▽
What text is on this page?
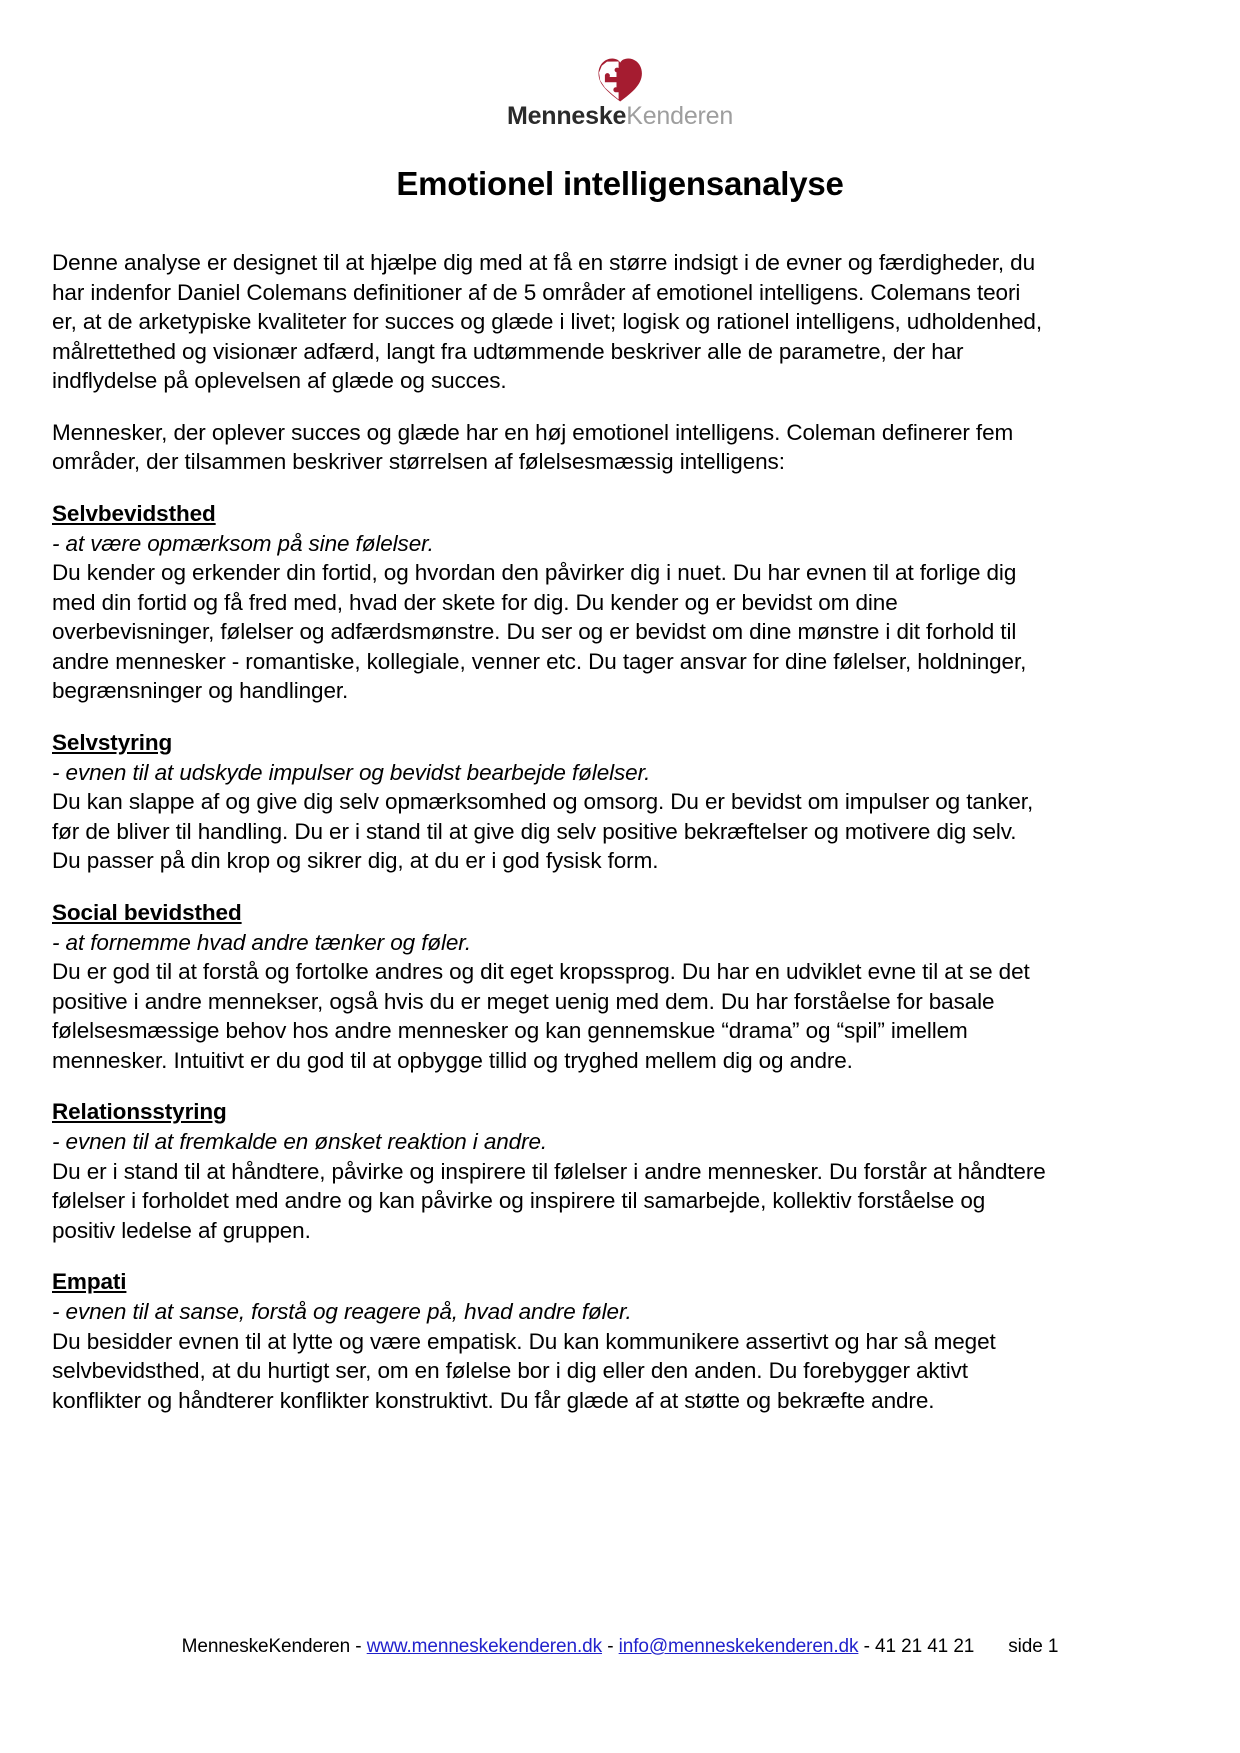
MenneskeKenderen
Emotionel intelligensanalyse

Denne analyse er designet til at hjælpe dig med at få en større indsigt i de evner og færdigheder, du har indenfor Daniel Colemans definitioner af de 5 områder af emotionel intelligens. Colemans teori er, at de arketypiske kvaliteter for succes og glæde i livet; logisk og rationel intelligens, udholdenhed, målrettethed og visionær adfærd, langt fra udtømmende beskriver alle de parametre, der har indflydelse på oplevelsen af glæde og succes.

Mennesker, der oplever succes og glæde har en høj emotionel intelligens. Coleman definerer fem områder, der tilsammen beskriver størrelsen af følelsesmæssig intelligens:

Selvbevidsthed
- at være opmærksom på sine følelser.
Du kender og erkender din fortid, og hvordan den påvirker dig i nuet. Du har evnen til at forlige dig med din fortid og få fred med, hvad der skete for dig. Du kender og er bevidst om dine overbevisninger, følelser og adfærdsmønstre. Du ser og er bevidst om dine mønstre i dit forhold til andre mennesker - romantiske, kollegiale, venner etc. Du tager ansvar for dine følelser, holdninger, begrænsninger og handlinger.
Selvstyring
- evnen til at udskyde impulser og bevidst bearbejde følelser.
Du kan slappe af og give dig selv opmærksomhed og omsorg. Du er bevidst om impulser og tanker, før de bliver til handling. Du er i stand til at give dig selv positive bekræftelser og motivere dig selv. Du passer på din krop og sikrer dig, at du er i god fysisk form.
Social bevidsthed
- at fornemme hvad andre tænker og føler.
Du er god til at forstå og fortolke andres og dit eget kropssprog. Du har en udviklet evne til at se det positive i andre mennekser, også hvis du er meget uenig med dem. Du har forståelse for basale følelsesmæssige behov hos andre mennesker og kan gennemskue “drama” og “spil” imellem mennesker. Intuitivt er du god til at opbygge tillid og tryghed mellem dig og andre.
Relationsstyring
- evnen til at fremkalde en ønsket reaktion i andre.
Du er i stand til at håndtere, påvirke og inspirere til følelser i andre mennesker. Du forstår at håndtere følelser i forholdet med andre og kan påvirke og inspirere til samarbejde, kollektiv forståelse og positiv ledelse af gruppen.
Empati
- evnen til at sanse, forstå og reagere på, hvad andre føler.
Du besidder evnen til at lytte og være empatisk. Du kan kommunikere assertivt og har så meget selvbevidsthed, at du hurtigt ser, om en følelse bor i dig eller den anden. Du forebygger aktivt konflikter og håndterer konflikter konstruktivt. Du får glæde af at støtte og bekræfte andre.
MenneskeKenderen - www.menneskekenderen.dk - info@menneskekenderen.dk - 41 21 41 21 side 1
△
▸ Goal:
Copy every record above exactly as written, but leave out the pictures.

▸ Correct result:
What text is on this page?
MenneskeKenderen
Emotionel intelligensanalyse

Denne analyse er designet til at hjælpe dig med at få en større indsigt i de evner og færdigheder, du har indenfor Daniel Colemans definitioner af de 5 områder af emotionel intelligens. Colemans teori er, at de arketypiske kvaliteter for succes og glæde i livet; logisk og rationel intelligens, udholdenhed, målrettethed og visionær adfærd, langt fra udtømmende beskriver alle de parametre, der har indflydelse på oplevelsen af glæde og succes.

Mennesker, der oplever succes og glæde har en høj emotionel intelligens. Coleman definerer fem områder, der tilsammen beskriver størrelsen af følelsesmæssig intelligens:

Selvbevidsthed
- at være opmærksom på sine følelser.
Du kender og erkender din fortid, og hvordan den påvirker dig i nuet. Du har evnen til at forlige dig med din fortid og få fred med, hvad der skete for dig. Du kender og er bevidst om dine overbevisninger, følelser og adfærdsmønstre. Du ser og er bevidst om dine mønstre i dit forhold til andre mennesker - romantiske, kollegiale, venner etc. Du tager ansvar for dine følelser, holdninger, begrænsninger og handlinger.
Selvstyring
- evnen til at udskyde impulser og bevidst bearbejde følelser.
Du kan slappe af og give dig selv opmærksomhed og omsorg. Du er bevidst om impulser og tanker, før de bliver til handling. Du er i stand til at give dig selv positive bekræftelser og motivere dig selv. Du passer på din krop og sikrer dig, at du er i god fysisk form.
Social bevidsthed
- at fornemme hvad andre tænker og føler.
Du er god til at forstå og fortolke andres og dit eget kropssprog. Du har en udviklet evne til at se det positive i andre mennekser, også hvis du er meget uenig med dem. Du har forståelse for basale følelsesmæssige behov hos andre mennesker og kan gennemskue “drama” og “spil” imellem mennesker. Intuitivt er du god til at opbygge tillid og tryghed mellem dig og andre.
Relationsstyring
- evnen til at fremkalde en ønsket reaktion i andre.
Du er i stand til at håndtere, påvirke og inspirere til følelser i andre mennesker. Du forstår at håndtere følelser i forholdet med andre og kan påvirke og inspirere til samarbejde, kollektiv forståelse og positiv ledelse af gruppen.
Empati
- evnen til at sanse, forstå og reagere på, hvad andre føler.
Du besidder evnen til at lytte og være empatisk. Du kan kommunikere assertivt og har så meget selvbevidsthed, at du hurtigt ser, om en følelse bor i dig eller den anden. Du forebygger aktivt konflikter og håndterer konflikter konstruktivt. Du får glæde af at støtte og bekræfte andre.
MenneskeKenderen - www.menneskekenderen.dk - info@menneskekenderen.dk - 41 21 41 21 side 1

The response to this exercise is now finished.